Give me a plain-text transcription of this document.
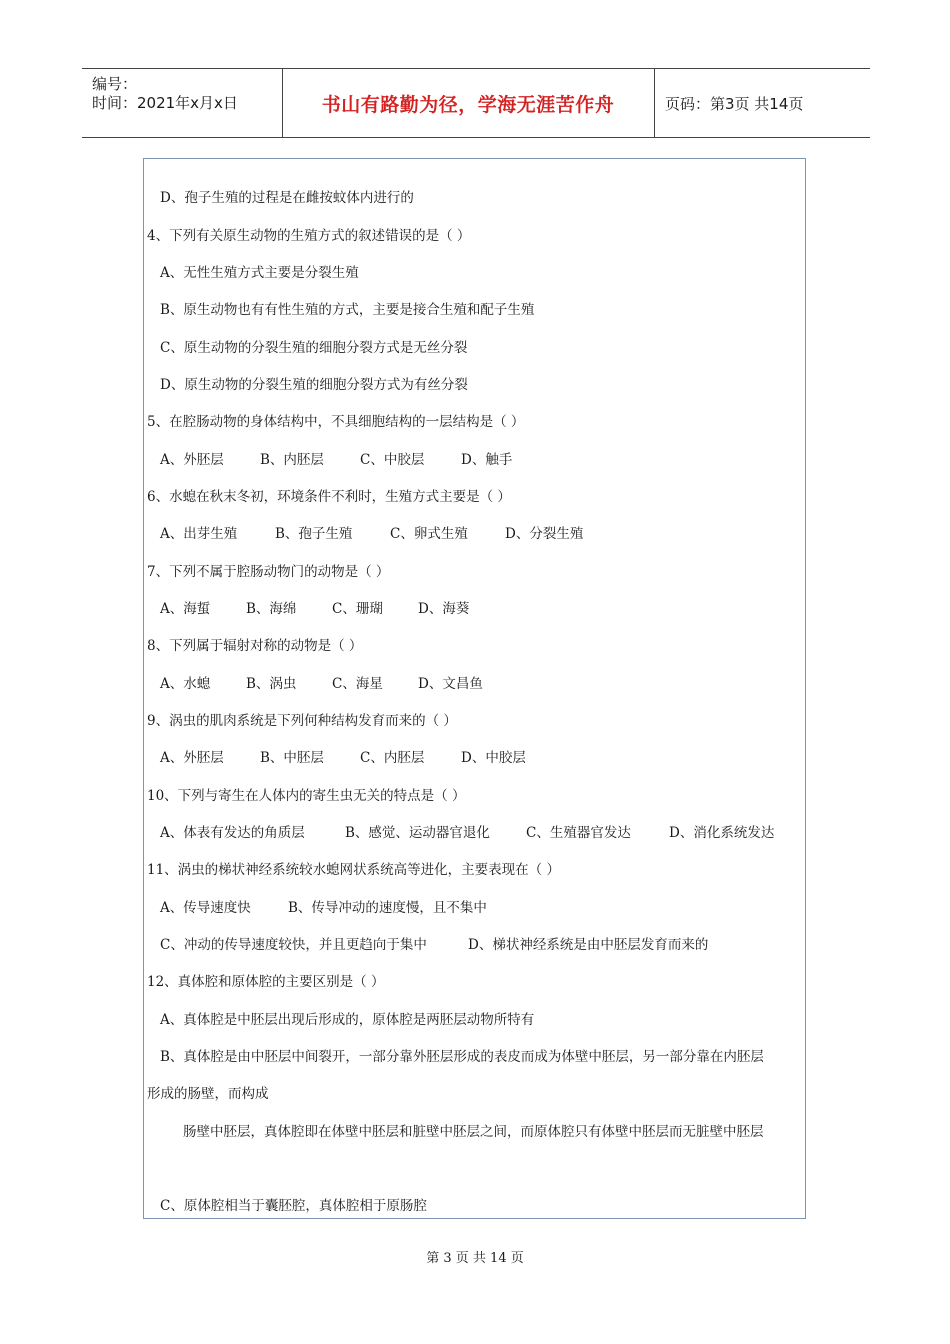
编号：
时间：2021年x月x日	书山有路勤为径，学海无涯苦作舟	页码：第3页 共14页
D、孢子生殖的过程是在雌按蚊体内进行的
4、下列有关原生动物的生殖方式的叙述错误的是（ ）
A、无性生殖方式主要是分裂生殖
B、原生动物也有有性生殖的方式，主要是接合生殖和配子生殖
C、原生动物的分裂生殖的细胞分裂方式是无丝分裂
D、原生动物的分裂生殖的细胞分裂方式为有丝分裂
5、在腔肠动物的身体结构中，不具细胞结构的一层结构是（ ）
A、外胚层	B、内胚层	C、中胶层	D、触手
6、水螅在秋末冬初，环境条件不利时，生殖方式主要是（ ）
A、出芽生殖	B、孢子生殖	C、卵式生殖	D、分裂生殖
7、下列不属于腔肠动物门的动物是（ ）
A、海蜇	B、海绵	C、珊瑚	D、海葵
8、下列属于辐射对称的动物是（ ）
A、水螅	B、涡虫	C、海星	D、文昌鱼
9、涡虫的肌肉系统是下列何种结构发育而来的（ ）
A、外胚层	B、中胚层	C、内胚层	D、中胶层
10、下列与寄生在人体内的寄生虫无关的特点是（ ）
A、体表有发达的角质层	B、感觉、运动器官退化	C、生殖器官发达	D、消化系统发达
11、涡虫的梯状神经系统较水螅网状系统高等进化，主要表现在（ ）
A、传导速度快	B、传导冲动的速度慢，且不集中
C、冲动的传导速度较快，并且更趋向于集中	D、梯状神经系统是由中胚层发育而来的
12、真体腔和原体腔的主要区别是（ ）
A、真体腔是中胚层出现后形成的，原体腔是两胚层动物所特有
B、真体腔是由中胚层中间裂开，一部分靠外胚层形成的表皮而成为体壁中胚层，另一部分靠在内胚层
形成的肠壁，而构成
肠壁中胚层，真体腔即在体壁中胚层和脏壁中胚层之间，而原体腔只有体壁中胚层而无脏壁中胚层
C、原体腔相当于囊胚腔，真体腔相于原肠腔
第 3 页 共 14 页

SHORT PROBLEM ▸
Excluding the pictures, reproduce every entry exactly as given.

COMPLETED TASK ▸
Give me a plain-text transcription of this document.
编号：
时间：2021年x月x日	书山有路勤为径，学海无涯苦作舟	页码：第3页 共14页
D、孢子生殖的过程是在雌按蚊体内进行的
4、下列有关原生动物的生殖方式的叙述错误的是（ ）
A、无性生殖方式主要是分裂生殖
B、原生动物也有有性生殖的方式，主要是接合生殖和配子生殖
C、原生动物的分裂生殖的细胞分裂方式是无丝分裂
D、原生动物的分裂生殖的细胞分裂方式为有丝分裂
5、在腔肠动物的身体结构中，不具细胞结构的一层结构是（ ）
A、外胚层	B、内胚层	C、中胶层	D、触手
6、水螅在秋末冬初，环境条件不利时，生殖方式主要是（ ）
A、出芽生殖	B、孢子生殖	C、卵式生殖	D、分裂生殖
7、下列不属于腔肠动物门的动物是（ ）
A、海蜇	B、海绵	C、珊瑚	D、海葵
8、下列属于辐射对称的动物是（ ）
A、水螅	B、涡虫	C、海星	D、文昌鱼
9、涡虫的肌肉系统是下列何种结构发育而来的（ ）
A、外胚层	B、中胚层	C、内胚层	D、中胶层
10、下列与寄生在人体内的寄生虫无关的特点是（ ）
A、体表有发达的角质层	B、感觉、运动器官退化	C、生殖器官发达	D、消化系统发达
11、涡虫的梯状神经系统较水螅网状系统高等进化，主要表现在（ ）
A、传导速度快	B、传导冲动的速度慢，且不集中
C、冲动的传导速度较快，并且更趋向于集中	D、梯状神经系统是由中胚层发育而来的
12、真体腔和原体腔的主要区别是（ ）
A、真体腔是中胚层出现后形成的，原体腔是两胚层动物所特有
B、真体腔是由中胚层中间裂开，一部分靠外胚层形成的表皮而成为体壁中胚层，另一部分靠在内胚层
形成的肠壁，而构成
肠壁中胚层，真体腔即在体壁中胚层和脏壁中胚层之间，而原体腔只有体壁中胚层而无脏壁中胚层
C、原体腔相当于囊胚腔，真体腔相于原肠腔
第 3 页 共 14 页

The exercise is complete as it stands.